• [What this task involves]
Everything in the listing should be restated word for word.

— BEGIN —

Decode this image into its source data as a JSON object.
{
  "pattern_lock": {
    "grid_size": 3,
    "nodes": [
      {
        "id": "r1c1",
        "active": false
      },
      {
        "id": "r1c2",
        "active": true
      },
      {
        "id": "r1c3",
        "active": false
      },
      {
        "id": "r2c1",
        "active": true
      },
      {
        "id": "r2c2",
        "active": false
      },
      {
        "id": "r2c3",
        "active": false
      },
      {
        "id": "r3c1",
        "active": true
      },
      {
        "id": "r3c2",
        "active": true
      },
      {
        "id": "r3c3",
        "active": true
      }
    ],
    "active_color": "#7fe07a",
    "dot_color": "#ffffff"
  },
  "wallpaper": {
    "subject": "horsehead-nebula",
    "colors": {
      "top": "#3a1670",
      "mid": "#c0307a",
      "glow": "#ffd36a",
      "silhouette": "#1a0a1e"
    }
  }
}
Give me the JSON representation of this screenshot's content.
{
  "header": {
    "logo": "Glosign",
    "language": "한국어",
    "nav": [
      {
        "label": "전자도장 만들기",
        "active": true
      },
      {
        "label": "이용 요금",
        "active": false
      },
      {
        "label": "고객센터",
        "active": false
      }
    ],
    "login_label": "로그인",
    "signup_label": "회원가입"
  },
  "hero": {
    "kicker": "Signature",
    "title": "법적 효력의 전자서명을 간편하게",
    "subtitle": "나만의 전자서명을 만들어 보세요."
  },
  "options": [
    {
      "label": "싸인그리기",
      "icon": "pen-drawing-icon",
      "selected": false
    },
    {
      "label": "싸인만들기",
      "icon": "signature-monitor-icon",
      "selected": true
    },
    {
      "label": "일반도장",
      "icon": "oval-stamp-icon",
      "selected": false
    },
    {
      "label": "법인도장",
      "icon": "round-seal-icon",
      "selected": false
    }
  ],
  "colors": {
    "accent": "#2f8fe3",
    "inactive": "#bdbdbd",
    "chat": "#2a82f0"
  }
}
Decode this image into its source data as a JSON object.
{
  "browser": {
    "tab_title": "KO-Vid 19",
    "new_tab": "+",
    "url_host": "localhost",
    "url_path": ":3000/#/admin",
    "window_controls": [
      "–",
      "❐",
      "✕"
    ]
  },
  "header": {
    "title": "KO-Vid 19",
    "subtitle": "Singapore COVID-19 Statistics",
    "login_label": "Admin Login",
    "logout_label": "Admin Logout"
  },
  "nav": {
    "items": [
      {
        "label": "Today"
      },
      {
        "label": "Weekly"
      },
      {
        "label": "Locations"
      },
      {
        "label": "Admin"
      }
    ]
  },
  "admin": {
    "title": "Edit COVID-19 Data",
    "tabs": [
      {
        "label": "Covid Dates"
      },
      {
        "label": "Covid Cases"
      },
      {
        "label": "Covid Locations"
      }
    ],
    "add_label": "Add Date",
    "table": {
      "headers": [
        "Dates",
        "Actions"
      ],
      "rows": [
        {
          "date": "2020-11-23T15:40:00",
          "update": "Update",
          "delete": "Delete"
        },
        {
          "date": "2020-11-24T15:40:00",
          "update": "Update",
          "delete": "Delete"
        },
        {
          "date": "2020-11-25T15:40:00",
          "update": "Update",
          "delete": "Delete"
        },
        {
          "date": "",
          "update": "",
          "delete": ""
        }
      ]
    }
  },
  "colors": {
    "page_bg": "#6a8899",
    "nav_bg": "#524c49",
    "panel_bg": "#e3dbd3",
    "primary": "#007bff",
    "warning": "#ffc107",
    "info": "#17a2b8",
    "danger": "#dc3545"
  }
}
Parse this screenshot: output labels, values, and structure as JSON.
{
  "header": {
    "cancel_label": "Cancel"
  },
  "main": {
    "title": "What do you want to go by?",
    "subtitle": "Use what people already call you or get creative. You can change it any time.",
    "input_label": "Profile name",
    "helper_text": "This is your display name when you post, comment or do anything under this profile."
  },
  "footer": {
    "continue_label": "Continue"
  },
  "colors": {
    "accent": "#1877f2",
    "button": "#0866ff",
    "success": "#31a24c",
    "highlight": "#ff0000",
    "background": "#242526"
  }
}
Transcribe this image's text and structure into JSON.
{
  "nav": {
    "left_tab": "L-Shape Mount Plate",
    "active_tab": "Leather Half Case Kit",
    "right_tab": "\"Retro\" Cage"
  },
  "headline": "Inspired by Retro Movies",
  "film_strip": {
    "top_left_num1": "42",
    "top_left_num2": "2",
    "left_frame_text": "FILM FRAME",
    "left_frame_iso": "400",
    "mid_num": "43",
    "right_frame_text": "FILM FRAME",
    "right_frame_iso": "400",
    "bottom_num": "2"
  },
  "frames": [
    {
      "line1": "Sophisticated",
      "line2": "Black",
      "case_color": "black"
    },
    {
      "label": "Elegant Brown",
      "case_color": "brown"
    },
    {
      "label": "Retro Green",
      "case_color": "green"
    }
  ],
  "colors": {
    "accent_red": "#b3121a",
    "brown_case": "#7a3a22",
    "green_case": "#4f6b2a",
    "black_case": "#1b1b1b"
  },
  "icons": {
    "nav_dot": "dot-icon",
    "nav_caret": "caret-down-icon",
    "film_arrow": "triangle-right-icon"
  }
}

— END —

• [Reply]
Decode this image into its source data as a JSON object.
{
  "pattern_lock": {
    "grid_size": 3,
    "nodes": [
      {
        "id": "r1c1",
        "active": false
      },
      {
        "id": "r1c2",
        "active": true
      },
      {
        "id": "r1c3",
        "active": false
      },
      {
        "id": "r2c1",
        "active": true
      },
      {
        "id": "r2c2",
        "active": false
      },
      {
        "id": "r2c3",
        "active": false
      },
      {
        "id": "r3c1",
        "active": true
      },
      {
        "id": "r3c2",
        "active": true
      },
      {
        "id": "r3c3",
        "active": true
      }
    ],
    "active_color": "#7fe07a",
    "dot_color": "#ffffff"
  },
  "wallpaper": {
    "subject": "horsehead-nebula",
    "colors": {
      "top": "#3a1670",
      "mid": "#c0307a",
      "glow": "#ffd36a",
      "silhouette": "#1a0a1e"
    }
  }
}
Give me the JSON representation of this screenshot's content.
{
  "header": {
    "logo": "Glosign",
    "language": "한국어",
    "nav": [
      {
        "label": "전자도장 만들기",
        "active": true
      },
      {
        "label": "이용 요금",
        "active": false
      },
      {
        "label": "고객센터",
        "active": false
      }
    ],
    "login_label": "로그인",
    "signup_label": "회원가입"
  },
  "hero": {
    "kicker": "Signature",
    "title": "법적 효력의 전자서명을 간편하게",
    "subtitle": "나만의 전자서명을 만들어 보세요."
  },
  "options": [
    {
      "label": "싸인그리기",
      "icon": "pen-drawing-icon",
      "selected": false
    },
    {
      "label": "싸인만들기",
      "icon": "signature-monitor-icon",
      "selected": true
    },
    {
      "label": "일반도장",
      "icon": "oval-stamp-icon",
      "selected": false
    },
    {
      "label": "법인도장",
      "icon": "round-seal-icon",
      "selected": false
    }
  ],
  "colors": {
    "accent": "#2f8fe3",
    "inactive": "#bdbdbd",
    "chat": "#2a82f0"
  }
}
Decode this image into its source data as a JSON object.
{
  "browser": {
    "tab_title": "KO-Vid 19",
    "new_tab": "+",
    "url_host": "localhost",
    "url_path": ":3000/#/admin",
    "window_controls": [
      "–",
      "❐",
      "✕"
    ]
  },
  "header": {
    "title": "KO-Vid 19",
    "subtitle": "Singapore COVID-19 Statistics",
    "login_label": "Admin Login",
    "logout_label": "Admin Logout"
  },
  "nav": {
    "items": [
      {
        "label": "Today"
      },
      {
        "label": "Weekly"
      },
      {
        "label": "Locations"
      },
      {
        "label": "Admin"
      }
    ]
  },
  "admin": {
    "title": "Edit COVID-19 Data",
    "tabs": [
      {
        "label": "Covid Dates"
      },
      {
        "label": "Covid Cases"
      },
      {
        "label": "Covid Locations"
      }
    ],
    "add_label": "Add Date",
    "table": {
      "headers": [
        "Dates",
        "Actions"
      ],
      "rows": [
        {
          "date": "2020-11-23T15:40:00",
          "update": "Update",
          "delete": "Delete"
        },
        {
          "date": "2020-11-24T15:40:00",
          "update": "Update",
          "delete": "Delete"
        },
        {
          "date": "2020-11-25T15:40:00",
          "update": "Update",
          "delete": "Delete"
        },
        {
          "date": "",
          "update": "",
          "delete": ""
        }
      ]
    }
  },
  "colors": {
    "page_bg": "#6a8899",
    "nav_bg": "#524c49",
    "panel_bg": "#e3dbd3",
    "primary": "#007bff",
    "warning": "#ffc107",
    "info": "#17a2b8",
    "danger": "#dc3545"
  }
}
Parse this screenshot: output labels, values, and structure as JSON.
{
  "header": {
    "cancel_label": "Cancel"
  },
  "main": {
    "title": "What do you want to go by?",
    "subtitle": "Use what people already call you or get creative. You can change it any time.",
    "input_label": "Profile name",
    "helper_text": "This is your display name when you post, comment or do anything under this profile."
  },
  "footer": {
    "continue_label": "Continue"
  },
  "colors": {
    "accent": "#1877f2",
    "button": "#0866ff",
    "success": "#31a24c",
    "highlight": "#ff0000",
    "background": "#242526"
  }
}
Transcribe this image's text and structure into JSON.
{
  "nav": {
    "left_tab": "L-Shape Mount Plate",
    "active_tab": "Leather Half Case Kit",
    "right_tab": "\"Retro\" Cage"
  },
  "headline": "Inspired by Retro Movies",
  "film_strip": {
    "top_left_num1": "42",
    "top_left_num2": "2",
    "left_frame_text": "FILM FRAME",
    "left_frame_iso": "400",
    "mid_num": "43",
    "right_frame_text": "FILM FRAME",
    "right_frame_iso": "400",
    "bottom_num": "2"
  },
  "frames": [
    {
      "line1": "Sophisticated",
      "line2": "Black",
      "case_color": "black"
    },
    {
      "label": "Elegant Brown",
      "case_color": "brown"
    },
    {
      "label": "Retro Green",
      "case_color": "green"
    }
  ],
  "colors": {
    "accent_red": "#b3121a",
    "brown_case": "#7a3a22",
    "green_case": "#4f6b2a",
    "black_case": "#1b1b1b"
  },
  "icons": {
    "nav_dot": "dot-icon",
    "nav_caret": "caret-down-icon",
    "film_arrow": "triangle-right-icon"
  }
}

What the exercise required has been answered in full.